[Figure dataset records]
+---+
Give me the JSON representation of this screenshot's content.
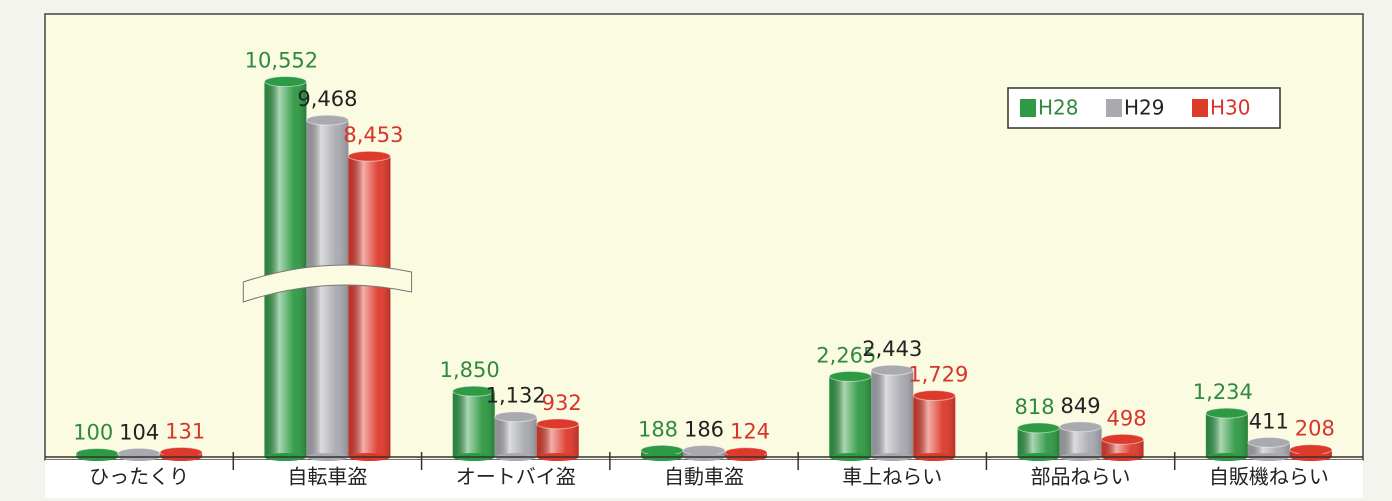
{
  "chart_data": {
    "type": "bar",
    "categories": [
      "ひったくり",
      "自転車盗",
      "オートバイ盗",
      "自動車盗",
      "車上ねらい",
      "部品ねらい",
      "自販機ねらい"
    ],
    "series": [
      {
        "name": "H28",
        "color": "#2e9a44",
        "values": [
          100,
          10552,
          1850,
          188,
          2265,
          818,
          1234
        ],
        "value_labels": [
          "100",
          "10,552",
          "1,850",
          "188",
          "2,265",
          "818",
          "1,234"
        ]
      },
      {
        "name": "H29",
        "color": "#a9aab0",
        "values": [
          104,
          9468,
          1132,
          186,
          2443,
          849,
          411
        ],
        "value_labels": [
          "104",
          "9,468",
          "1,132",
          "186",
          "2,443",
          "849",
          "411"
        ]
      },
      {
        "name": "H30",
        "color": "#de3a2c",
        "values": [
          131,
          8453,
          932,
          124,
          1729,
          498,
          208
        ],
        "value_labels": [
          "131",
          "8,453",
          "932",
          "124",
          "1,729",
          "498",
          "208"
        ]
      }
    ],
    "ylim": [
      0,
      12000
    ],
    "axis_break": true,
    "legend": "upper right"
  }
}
+---+
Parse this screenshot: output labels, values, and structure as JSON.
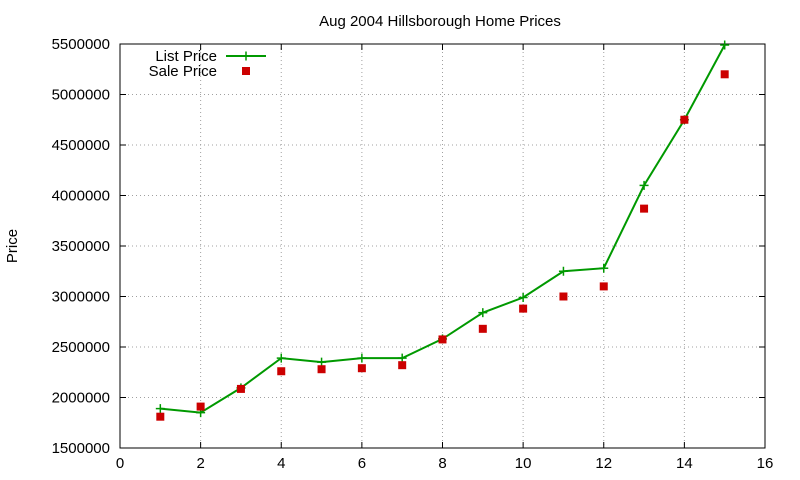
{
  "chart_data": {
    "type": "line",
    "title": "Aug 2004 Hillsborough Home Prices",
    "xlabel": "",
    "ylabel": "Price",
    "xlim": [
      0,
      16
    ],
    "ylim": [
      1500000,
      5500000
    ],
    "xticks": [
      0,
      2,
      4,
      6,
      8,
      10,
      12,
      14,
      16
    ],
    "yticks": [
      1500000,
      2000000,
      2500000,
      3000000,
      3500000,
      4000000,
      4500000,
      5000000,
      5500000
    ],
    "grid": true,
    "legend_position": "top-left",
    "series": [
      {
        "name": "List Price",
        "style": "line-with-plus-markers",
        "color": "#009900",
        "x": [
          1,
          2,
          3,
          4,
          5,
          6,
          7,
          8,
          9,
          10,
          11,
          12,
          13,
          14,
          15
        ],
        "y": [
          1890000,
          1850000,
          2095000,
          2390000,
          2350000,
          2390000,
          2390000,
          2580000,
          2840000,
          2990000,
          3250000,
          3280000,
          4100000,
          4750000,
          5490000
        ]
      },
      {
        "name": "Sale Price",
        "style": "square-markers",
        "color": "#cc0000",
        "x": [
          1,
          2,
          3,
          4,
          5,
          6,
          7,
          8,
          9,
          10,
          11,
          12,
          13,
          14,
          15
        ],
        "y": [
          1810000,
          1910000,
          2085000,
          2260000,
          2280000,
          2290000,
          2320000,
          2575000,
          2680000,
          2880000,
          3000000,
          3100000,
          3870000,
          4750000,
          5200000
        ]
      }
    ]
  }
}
+---+
• **What the exercise asks**
Look through the records and count each line that holds "style". Write only the total.

• **Result**
2